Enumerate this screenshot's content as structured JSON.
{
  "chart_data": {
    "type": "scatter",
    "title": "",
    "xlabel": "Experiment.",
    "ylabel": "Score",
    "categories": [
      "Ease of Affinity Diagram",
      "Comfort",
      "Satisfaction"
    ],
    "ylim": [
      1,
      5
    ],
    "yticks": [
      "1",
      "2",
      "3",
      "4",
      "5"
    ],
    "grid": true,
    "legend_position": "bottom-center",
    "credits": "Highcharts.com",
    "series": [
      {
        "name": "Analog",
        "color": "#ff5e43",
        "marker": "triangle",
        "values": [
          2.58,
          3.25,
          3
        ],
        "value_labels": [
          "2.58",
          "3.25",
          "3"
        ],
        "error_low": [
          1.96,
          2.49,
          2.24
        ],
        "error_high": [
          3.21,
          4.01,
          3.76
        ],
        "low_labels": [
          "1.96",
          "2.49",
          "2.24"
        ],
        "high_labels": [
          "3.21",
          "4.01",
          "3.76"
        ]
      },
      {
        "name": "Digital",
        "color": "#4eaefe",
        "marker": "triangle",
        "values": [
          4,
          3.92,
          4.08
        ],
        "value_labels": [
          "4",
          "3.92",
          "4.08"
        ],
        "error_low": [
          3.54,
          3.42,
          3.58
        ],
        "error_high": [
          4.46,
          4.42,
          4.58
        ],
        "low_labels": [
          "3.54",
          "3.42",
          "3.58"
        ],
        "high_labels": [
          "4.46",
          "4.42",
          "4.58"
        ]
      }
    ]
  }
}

######

What is expected: Each record above should be returned exactly as it appears.

Solution below:
Enumerate this screenshot's content as structured JSON.
{
  "chart_data": {
    "type": "scatter",
    "title": "",
    "xlabel": "Experiment.",
    "ylabel": "Score",
    "categories": [
      "Ease of Affinity Diagram",
      "Comfort",
      "Satisfaction"
    ],
    "ylim": [
      1,
      5
    ],
    "yticks": [
      "1",
      "2",
      "3",
      "4",
      "5"
    ],
    "grid": true,
    "legend_position": "bottom-center",
    "credits": "Highcharts.com",
    "series": [
      {
        "name": "Analog",
        "color": "#ff5e43",
        "marker": "triangle",
        "values": [
          2.58,
          3.25,
          3
        ],
        "value_labels": [
          "2.58",
          "3.25",
          "3"
        ],
        "error_low": [
          1.96,
          2.49,
          2.24
        ],
        "error_high": [
          3.21,
          4.01,
          3.76
        ],
        "low_labels": [
          "1.96",
          "2.49",
          "2.24"
        ],
        "high_labels": [
          "3.21",
          "4.01",
          "3.76"
        ]
      },
      {
        "name": "Digital",
        "color": "#4eaefe",
        "marker": "triangle",
        "values": [
          4,
          3.92,
          4.08
        ],
        "value_labels": [
          "4",
          "3.92",
          "4.08"
        ],
        "error_low": [
          3.54,
          3.42,
          3.58
        ],
        "error_high": [
          4.46,
          4.42,
          4.58
        ],
        "low_labels": [
          "3.54",
          "3.42",
          "3.58"
        ],
        "high_labels": [
          "4.46",
          "4.42",
          "4.58"
        ]
      }
    ]
  }
}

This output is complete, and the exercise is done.